- Given records:
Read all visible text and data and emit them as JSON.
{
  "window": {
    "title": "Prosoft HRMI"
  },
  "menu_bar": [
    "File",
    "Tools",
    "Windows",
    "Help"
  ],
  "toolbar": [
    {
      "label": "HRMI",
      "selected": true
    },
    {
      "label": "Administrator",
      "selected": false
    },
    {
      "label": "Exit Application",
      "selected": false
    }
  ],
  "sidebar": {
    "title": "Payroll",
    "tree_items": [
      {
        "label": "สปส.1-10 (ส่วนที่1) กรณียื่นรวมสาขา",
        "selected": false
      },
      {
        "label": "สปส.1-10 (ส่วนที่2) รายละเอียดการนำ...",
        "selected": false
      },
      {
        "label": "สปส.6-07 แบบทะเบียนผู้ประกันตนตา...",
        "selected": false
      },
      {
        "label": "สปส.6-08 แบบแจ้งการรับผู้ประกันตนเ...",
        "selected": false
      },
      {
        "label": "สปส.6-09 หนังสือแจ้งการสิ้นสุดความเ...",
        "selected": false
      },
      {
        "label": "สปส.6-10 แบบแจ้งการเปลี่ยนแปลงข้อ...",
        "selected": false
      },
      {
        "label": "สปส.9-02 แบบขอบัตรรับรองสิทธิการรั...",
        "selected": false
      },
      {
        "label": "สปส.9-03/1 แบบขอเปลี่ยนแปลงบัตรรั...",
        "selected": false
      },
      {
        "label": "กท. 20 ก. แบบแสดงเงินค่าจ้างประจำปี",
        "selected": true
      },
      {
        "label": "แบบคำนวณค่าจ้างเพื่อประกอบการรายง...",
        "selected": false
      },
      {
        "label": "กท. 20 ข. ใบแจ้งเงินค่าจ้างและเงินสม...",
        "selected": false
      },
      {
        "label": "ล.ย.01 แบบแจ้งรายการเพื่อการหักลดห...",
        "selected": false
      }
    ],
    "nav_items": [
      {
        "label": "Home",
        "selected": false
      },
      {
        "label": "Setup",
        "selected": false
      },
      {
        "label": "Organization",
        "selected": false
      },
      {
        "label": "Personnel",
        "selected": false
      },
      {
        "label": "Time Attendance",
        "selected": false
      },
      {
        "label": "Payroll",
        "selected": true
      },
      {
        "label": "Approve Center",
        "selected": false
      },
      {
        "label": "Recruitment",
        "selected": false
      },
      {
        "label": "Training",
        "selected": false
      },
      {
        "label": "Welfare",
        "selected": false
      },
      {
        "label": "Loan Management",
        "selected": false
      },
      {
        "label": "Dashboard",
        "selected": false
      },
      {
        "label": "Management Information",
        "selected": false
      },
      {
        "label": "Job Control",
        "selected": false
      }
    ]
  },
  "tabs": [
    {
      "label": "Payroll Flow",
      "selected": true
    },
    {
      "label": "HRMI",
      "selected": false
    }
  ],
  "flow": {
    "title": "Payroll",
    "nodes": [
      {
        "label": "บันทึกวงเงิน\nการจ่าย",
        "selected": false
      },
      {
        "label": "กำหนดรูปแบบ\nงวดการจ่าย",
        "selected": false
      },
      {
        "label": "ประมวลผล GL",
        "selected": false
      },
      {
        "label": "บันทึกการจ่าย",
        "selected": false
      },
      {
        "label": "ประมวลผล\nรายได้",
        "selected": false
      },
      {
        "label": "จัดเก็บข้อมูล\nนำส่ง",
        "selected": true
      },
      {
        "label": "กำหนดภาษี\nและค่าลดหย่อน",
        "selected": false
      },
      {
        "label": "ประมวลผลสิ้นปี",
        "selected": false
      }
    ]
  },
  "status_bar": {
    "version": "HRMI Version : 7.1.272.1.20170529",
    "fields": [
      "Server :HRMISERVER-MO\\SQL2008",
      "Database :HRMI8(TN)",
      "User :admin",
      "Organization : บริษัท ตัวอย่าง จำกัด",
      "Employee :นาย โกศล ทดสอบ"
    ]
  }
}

- Instruction:
Tally how many lines of the records hold the word "Payroll". Answer with the number only.

- Written answer:
4